> EXERCISE DETAILS
Which lines include the word "Predicted"? Copy each of them.

> EXERCISE DATA
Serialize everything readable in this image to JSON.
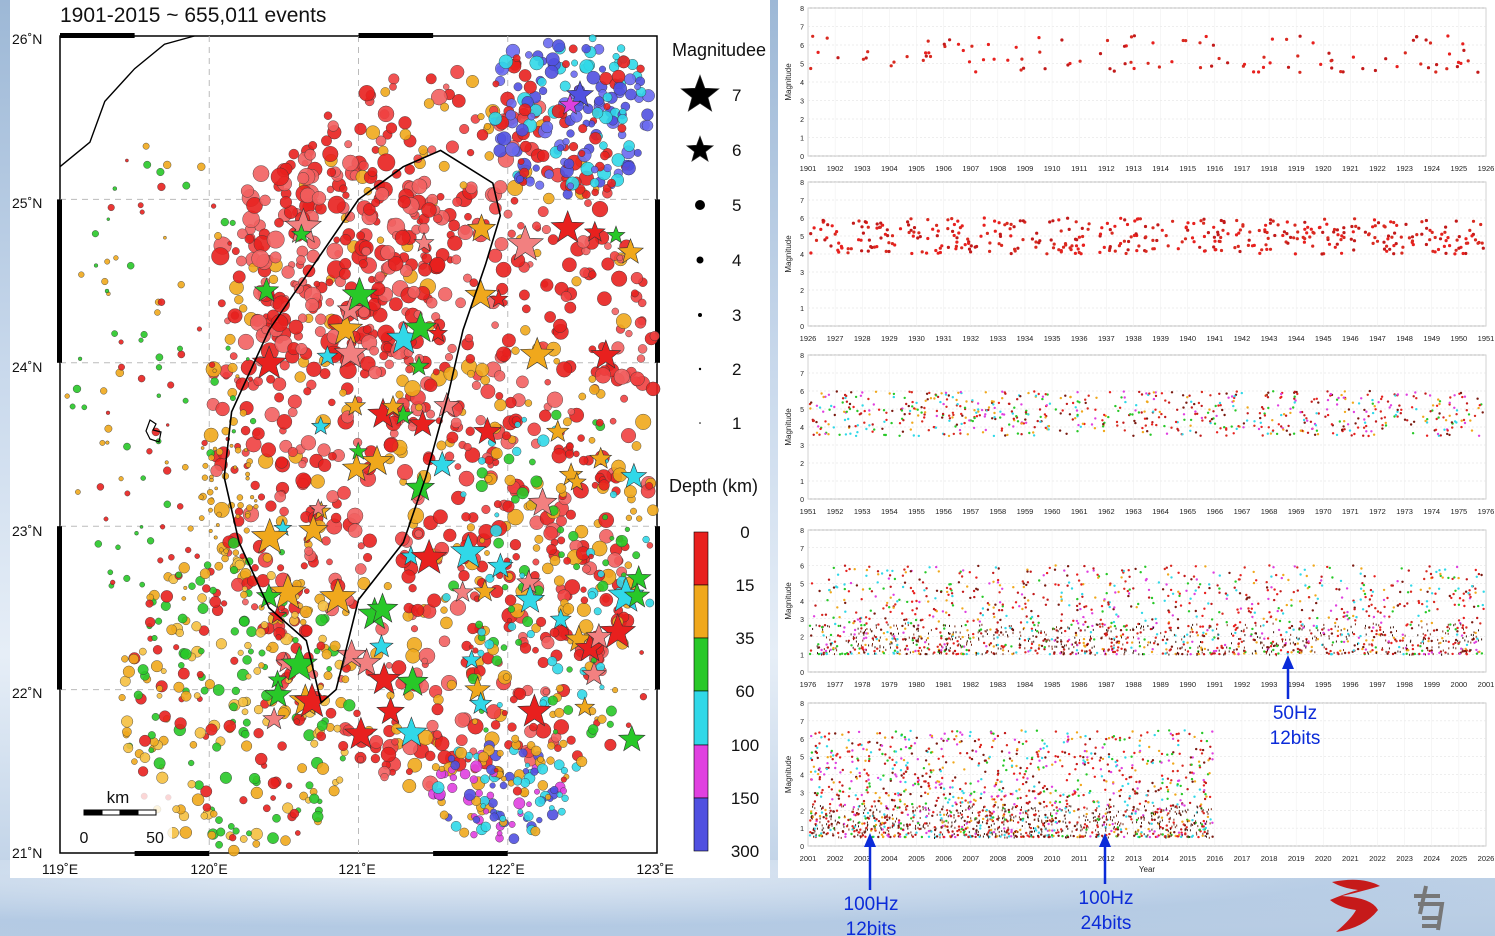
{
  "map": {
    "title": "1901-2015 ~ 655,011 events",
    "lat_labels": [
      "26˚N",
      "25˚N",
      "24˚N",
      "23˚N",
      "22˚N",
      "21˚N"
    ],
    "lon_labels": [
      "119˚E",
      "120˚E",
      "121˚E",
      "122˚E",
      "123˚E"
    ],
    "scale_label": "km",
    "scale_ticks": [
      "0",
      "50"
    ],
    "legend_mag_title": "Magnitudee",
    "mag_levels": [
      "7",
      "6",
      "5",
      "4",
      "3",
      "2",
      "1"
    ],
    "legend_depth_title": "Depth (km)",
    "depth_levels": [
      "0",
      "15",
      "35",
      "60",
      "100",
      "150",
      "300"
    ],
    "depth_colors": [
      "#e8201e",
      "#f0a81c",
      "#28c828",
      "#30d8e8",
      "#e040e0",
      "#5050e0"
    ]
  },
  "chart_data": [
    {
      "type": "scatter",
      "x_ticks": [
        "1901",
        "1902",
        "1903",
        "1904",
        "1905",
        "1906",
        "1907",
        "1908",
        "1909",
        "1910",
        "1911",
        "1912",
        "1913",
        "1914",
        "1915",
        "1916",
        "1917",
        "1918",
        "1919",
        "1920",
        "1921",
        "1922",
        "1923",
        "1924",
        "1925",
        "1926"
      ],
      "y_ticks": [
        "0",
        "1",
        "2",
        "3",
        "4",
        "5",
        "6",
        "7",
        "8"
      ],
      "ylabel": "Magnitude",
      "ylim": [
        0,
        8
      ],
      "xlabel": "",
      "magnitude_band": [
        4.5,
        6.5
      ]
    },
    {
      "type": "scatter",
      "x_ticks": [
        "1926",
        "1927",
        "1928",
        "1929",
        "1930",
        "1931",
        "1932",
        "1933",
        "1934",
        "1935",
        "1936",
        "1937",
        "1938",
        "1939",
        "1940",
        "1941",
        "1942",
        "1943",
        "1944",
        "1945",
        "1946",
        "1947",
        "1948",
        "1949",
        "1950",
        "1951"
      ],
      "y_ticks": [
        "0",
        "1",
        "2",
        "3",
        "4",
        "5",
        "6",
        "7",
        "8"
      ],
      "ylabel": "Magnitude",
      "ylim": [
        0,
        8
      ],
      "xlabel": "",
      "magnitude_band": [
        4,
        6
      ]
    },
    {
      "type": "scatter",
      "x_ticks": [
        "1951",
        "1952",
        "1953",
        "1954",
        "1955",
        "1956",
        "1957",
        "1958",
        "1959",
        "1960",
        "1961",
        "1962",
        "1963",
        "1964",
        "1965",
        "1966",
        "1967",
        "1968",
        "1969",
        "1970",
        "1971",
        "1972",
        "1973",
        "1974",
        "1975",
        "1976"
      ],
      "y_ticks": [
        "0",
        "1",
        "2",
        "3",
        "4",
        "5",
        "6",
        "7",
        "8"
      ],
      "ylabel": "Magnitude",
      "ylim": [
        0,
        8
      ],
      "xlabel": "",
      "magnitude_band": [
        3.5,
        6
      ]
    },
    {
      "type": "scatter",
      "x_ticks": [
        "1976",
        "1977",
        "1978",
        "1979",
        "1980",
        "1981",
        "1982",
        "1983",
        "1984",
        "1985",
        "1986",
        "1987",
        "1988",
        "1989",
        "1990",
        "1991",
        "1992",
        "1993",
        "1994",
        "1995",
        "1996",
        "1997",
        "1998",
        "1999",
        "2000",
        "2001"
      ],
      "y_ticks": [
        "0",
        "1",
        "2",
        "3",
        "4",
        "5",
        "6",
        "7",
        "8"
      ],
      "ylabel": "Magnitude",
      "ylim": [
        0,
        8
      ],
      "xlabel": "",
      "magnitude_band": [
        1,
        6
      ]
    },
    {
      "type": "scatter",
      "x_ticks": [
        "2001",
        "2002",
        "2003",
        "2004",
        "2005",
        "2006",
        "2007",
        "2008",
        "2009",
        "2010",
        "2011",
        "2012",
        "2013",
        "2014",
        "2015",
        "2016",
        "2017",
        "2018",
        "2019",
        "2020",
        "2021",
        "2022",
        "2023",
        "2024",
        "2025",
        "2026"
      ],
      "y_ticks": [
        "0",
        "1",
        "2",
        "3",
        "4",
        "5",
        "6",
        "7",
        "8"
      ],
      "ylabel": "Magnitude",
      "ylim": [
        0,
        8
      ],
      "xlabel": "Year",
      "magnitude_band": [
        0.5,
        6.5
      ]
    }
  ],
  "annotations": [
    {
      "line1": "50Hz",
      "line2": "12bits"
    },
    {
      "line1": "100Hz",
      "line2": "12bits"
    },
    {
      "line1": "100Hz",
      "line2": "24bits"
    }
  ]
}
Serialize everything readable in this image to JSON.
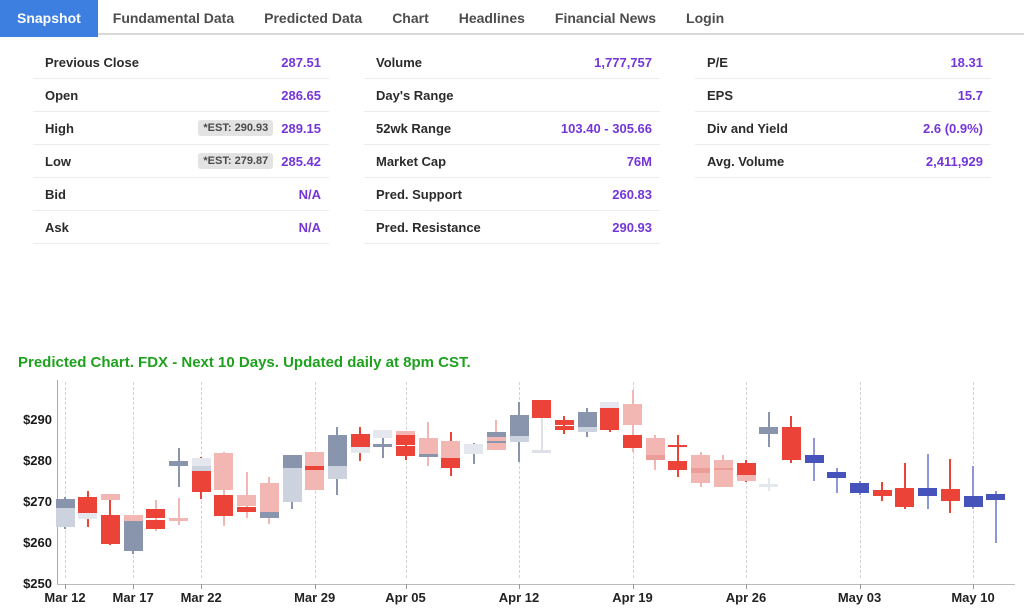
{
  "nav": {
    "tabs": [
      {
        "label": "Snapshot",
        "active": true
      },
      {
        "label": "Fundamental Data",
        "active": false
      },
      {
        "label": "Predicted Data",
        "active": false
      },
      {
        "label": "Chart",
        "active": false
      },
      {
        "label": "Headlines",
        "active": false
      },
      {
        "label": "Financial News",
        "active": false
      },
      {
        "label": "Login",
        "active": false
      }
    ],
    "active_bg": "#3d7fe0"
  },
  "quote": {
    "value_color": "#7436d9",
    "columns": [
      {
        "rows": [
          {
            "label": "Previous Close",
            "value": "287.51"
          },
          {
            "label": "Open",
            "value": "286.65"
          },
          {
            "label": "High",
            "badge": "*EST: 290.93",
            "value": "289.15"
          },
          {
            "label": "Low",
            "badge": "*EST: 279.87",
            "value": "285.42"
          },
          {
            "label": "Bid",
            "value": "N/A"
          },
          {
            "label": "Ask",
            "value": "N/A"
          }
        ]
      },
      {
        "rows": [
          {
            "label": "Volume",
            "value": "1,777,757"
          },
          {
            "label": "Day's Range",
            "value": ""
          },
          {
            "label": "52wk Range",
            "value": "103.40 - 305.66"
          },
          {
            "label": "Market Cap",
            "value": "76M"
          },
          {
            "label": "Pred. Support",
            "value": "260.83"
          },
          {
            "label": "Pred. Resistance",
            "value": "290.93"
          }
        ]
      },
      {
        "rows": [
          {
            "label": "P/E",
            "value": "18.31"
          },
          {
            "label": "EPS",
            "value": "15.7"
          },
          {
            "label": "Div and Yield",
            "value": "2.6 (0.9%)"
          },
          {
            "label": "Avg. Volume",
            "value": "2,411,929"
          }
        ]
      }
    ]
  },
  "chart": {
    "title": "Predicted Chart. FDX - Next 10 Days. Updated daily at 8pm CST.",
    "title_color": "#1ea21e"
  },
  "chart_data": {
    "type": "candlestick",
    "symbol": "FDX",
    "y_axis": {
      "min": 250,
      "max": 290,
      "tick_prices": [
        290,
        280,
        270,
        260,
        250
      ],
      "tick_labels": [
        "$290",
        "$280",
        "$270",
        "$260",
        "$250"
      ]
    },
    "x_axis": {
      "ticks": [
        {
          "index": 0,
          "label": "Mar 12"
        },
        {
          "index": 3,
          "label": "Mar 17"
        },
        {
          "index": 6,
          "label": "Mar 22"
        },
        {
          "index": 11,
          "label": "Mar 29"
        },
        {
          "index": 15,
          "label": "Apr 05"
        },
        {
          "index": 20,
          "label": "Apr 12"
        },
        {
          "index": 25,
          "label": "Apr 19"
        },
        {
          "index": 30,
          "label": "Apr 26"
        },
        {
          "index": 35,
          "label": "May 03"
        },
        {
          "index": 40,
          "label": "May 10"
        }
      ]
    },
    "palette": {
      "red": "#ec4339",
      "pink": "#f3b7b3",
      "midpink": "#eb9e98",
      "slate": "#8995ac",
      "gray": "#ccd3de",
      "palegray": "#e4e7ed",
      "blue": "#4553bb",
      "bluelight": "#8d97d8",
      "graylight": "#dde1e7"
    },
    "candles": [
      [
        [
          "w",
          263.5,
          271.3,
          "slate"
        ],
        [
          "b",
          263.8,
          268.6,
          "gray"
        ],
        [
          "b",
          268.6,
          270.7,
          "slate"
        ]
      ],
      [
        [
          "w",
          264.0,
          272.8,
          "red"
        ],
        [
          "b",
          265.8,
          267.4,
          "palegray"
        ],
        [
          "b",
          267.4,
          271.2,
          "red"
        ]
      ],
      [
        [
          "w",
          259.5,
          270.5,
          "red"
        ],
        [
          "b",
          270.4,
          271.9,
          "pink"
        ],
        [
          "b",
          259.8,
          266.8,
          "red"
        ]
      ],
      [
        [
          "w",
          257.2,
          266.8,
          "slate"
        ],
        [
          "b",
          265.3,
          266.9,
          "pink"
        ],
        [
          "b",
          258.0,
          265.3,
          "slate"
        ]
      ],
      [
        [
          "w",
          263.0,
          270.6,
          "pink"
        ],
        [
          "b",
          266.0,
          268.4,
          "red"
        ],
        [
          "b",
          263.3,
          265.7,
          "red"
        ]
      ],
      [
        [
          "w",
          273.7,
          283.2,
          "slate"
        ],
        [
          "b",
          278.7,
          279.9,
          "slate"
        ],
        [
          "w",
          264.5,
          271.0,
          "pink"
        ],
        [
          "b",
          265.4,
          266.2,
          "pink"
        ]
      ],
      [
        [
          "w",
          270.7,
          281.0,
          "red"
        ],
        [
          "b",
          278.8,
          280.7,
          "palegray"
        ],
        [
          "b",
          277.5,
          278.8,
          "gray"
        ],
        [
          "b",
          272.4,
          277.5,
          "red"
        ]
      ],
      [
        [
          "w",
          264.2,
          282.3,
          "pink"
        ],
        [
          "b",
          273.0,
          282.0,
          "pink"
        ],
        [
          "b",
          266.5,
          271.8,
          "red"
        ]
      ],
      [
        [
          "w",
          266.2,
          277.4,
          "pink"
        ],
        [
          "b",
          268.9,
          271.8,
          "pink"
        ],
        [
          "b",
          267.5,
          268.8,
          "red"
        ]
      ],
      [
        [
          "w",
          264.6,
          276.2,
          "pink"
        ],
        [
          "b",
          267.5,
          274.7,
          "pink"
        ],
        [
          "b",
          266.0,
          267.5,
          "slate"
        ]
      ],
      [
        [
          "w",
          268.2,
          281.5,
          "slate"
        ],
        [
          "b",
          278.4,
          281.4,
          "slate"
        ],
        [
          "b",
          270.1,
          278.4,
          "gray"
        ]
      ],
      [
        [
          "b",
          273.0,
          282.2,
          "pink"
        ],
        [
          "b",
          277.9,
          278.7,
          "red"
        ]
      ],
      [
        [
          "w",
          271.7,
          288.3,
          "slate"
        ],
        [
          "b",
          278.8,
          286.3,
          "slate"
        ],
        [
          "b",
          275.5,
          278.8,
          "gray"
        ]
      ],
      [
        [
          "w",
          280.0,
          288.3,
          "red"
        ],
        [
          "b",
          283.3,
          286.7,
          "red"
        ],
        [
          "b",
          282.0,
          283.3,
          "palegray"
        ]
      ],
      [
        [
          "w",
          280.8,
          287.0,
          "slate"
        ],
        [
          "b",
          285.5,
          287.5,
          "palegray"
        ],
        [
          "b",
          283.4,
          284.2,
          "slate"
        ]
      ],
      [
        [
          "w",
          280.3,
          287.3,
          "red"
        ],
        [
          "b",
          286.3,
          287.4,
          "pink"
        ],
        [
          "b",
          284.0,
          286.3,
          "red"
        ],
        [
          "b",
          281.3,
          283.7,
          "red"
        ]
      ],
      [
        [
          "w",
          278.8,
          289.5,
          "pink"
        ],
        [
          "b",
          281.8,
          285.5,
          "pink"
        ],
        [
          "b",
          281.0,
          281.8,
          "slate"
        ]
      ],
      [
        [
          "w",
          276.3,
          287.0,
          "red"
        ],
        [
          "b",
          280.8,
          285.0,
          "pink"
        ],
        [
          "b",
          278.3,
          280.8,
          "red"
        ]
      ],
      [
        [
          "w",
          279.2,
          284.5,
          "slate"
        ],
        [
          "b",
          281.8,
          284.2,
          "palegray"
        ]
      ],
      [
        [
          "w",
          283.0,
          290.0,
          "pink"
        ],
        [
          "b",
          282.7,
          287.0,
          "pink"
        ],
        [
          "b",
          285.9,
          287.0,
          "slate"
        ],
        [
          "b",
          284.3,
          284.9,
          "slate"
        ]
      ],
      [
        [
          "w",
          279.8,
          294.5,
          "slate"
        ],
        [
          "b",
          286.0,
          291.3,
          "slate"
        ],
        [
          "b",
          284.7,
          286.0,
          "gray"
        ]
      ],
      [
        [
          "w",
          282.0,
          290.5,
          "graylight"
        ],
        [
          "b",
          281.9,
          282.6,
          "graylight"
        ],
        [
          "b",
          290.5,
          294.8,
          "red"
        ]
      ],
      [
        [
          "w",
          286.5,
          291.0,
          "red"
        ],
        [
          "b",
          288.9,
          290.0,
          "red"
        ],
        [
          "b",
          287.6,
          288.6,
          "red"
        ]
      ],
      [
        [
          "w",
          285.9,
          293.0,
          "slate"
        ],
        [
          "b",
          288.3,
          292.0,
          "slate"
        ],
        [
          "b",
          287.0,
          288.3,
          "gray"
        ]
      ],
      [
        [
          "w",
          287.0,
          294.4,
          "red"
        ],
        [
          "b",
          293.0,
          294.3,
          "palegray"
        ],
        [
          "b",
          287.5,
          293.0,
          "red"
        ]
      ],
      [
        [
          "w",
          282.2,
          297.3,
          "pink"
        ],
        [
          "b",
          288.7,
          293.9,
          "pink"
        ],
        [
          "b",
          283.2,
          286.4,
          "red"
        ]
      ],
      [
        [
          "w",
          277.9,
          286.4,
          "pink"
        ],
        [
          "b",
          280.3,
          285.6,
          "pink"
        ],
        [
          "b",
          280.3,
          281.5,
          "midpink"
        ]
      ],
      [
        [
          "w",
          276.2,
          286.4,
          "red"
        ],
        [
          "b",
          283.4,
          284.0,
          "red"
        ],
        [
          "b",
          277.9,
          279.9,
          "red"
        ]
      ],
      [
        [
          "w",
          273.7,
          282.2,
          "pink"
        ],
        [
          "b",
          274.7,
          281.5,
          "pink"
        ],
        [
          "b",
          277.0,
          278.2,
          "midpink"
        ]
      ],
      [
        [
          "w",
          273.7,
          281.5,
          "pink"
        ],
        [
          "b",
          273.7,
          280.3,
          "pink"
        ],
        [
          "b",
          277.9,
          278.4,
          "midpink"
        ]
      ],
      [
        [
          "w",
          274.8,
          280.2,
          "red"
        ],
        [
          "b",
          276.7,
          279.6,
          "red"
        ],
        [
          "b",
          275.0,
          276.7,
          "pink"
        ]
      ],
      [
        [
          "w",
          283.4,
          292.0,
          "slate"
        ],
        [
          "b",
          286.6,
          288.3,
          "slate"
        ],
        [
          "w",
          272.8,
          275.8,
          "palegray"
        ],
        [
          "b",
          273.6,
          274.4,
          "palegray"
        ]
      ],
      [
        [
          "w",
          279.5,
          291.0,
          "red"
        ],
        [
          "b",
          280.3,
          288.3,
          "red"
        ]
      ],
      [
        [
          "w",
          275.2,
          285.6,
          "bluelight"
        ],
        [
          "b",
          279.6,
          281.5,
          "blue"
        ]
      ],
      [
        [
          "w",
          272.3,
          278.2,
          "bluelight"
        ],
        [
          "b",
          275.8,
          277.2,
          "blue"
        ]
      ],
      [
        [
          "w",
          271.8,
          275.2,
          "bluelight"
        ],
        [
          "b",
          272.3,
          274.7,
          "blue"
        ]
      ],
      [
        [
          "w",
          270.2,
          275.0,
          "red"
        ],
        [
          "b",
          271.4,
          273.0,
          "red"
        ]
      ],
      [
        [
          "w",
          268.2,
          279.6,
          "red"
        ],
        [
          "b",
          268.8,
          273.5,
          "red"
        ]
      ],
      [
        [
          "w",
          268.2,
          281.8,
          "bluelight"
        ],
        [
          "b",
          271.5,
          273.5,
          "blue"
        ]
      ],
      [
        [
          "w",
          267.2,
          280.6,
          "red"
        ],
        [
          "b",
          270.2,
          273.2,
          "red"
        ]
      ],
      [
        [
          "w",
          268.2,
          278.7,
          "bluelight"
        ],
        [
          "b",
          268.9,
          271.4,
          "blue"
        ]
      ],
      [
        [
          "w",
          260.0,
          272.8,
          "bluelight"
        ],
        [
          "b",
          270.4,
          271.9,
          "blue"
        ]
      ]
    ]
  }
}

> RESULT
        "label": "Predicted Data",
    "title": "Predicted Chart. FDX - Next 10 Days. Updated daily at 8pm CST.",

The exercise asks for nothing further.